### GOAL
Go through the entries below and collect each line with the string "JSON" in it.

---------- EXERCISE MATERIALS

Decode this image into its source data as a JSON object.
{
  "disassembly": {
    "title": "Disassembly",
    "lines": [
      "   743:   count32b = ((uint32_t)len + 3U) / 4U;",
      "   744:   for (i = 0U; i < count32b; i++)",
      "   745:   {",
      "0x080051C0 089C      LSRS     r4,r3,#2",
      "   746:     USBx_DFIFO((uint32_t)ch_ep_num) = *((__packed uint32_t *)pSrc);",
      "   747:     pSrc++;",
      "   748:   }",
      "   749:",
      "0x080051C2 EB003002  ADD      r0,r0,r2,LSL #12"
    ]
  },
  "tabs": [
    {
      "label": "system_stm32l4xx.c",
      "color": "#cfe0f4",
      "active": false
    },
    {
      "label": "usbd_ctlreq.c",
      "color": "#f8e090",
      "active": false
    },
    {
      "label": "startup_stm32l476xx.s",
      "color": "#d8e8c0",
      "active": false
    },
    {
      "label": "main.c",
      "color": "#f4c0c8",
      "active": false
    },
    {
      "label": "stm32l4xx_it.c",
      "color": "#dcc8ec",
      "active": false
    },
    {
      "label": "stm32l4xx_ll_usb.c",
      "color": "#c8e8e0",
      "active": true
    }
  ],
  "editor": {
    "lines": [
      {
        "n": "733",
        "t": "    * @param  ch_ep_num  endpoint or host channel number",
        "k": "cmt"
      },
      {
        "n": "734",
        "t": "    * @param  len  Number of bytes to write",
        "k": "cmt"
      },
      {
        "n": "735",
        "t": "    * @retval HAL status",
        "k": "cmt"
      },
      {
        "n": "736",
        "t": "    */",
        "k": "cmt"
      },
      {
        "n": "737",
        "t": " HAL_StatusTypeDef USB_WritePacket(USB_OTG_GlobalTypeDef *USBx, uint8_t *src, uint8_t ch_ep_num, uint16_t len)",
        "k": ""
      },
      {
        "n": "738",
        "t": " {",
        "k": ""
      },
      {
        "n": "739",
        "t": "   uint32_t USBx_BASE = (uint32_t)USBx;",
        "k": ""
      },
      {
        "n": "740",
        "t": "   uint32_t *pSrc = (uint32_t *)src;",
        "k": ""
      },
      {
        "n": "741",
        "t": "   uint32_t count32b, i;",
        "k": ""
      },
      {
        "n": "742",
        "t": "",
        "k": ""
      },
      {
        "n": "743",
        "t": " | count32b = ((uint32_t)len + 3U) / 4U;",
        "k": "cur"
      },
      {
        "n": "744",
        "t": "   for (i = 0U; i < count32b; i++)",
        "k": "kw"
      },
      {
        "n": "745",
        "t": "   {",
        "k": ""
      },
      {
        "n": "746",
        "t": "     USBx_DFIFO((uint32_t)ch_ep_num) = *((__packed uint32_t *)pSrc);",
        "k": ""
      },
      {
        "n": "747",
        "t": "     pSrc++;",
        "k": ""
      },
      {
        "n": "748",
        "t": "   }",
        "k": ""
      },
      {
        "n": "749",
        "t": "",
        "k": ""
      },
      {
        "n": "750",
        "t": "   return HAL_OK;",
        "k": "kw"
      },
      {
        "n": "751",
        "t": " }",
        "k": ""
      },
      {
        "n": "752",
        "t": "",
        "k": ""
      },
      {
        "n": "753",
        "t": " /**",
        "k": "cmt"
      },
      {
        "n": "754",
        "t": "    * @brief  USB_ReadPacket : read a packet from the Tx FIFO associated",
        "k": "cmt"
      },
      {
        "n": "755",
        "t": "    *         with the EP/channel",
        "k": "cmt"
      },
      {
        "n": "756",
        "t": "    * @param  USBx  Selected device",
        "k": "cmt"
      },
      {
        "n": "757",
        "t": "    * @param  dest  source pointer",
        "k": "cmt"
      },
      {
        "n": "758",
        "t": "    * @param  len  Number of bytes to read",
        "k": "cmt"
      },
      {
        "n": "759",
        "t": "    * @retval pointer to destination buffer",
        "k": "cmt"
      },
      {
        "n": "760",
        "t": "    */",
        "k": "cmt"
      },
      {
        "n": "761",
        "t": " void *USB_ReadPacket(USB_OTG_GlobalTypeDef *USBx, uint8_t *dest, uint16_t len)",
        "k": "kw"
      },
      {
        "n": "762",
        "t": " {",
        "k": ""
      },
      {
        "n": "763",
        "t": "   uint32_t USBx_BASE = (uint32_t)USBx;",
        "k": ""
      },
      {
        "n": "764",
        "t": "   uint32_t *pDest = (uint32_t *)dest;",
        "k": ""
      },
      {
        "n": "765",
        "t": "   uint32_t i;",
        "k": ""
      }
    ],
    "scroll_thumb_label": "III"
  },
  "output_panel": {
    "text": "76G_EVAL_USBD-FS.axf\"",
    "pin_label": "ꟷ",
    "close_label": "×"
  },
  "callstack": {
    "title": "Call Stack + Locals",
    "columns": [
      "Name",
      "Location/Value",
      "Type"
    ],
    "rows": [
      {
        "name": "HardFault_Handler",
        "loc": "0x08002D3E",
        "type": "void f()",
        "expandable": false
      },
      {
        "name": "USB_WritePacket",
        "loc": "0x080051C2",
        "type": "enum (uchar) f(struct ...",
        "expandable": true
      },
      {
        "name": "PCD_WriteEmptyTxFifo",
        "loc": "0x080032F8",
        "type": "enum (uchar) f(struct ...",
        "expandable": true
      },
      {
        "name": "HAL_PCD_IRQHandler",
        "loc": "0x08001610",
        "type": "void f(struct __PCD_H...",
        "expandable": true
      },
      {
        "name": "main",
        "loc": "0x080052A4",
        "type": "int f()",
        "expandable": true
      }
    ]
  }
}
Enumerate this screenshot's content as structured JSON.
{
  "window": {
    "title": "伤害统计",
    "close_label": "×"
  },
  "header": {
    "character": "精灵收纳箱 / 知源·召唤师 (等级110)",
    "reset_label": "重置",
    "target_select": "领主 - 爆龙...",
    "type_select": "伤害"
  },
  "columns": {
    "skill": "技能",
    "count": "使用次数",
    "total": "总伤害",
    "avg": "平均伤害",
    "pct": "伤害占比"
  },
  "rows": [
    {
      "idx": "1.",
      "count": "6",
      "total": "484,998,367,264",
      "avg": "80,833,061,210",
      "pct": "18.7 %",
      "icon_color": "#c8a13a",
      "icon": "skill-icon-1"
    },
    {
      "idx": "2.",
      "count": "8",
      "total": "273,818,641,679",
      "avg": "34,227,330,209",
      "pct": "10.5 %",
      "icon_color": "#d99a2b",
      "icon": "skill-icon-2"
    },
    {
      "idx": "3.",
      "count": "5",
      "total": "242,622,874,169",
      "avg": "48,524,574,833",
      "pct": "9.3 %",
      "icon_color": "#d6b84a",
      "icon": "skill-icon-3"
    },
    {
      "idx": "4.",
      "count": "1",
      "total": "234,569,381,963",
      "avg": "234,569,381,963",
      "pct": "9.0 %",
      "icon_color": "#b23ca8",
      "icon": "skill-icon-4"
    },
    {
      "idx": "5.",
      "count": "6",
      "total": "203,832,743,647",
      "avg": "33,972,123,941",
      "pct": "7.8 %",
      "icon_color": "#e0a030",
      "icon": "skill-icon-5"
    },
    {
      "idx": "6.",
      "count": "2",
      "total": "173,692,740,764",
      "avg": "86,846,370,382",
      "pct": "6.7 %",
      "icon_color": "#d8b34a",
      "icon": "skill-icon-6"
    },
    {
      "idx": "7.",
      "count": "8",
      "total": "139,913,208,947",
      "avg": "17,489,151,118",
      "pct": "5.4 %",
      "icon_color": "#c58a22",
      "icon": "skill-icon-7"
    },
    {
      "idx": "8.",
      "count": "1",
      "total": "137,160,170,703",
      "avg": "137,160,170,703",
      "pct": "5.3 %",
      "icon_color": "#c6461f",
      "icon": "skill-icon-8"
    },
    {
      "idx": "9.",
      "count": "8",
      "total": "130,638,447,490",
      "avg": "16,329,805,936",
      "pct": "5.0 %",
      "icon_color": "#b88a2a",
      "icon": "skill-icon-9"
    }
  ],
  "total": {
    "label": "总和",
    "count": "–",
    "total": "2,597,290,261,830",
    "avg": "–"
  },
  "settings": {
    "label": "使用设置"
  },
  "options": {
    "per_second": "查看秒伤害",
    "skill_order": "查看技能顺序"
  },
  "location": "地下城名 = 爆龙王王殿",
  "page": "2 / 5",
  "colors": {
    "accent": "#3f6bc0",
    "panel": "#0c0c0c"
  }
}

--------------------

### WRITTEN RESPONSE
Decode this image into its source data as a JSON object.
Enumerate this screenshot's content as structured JSON.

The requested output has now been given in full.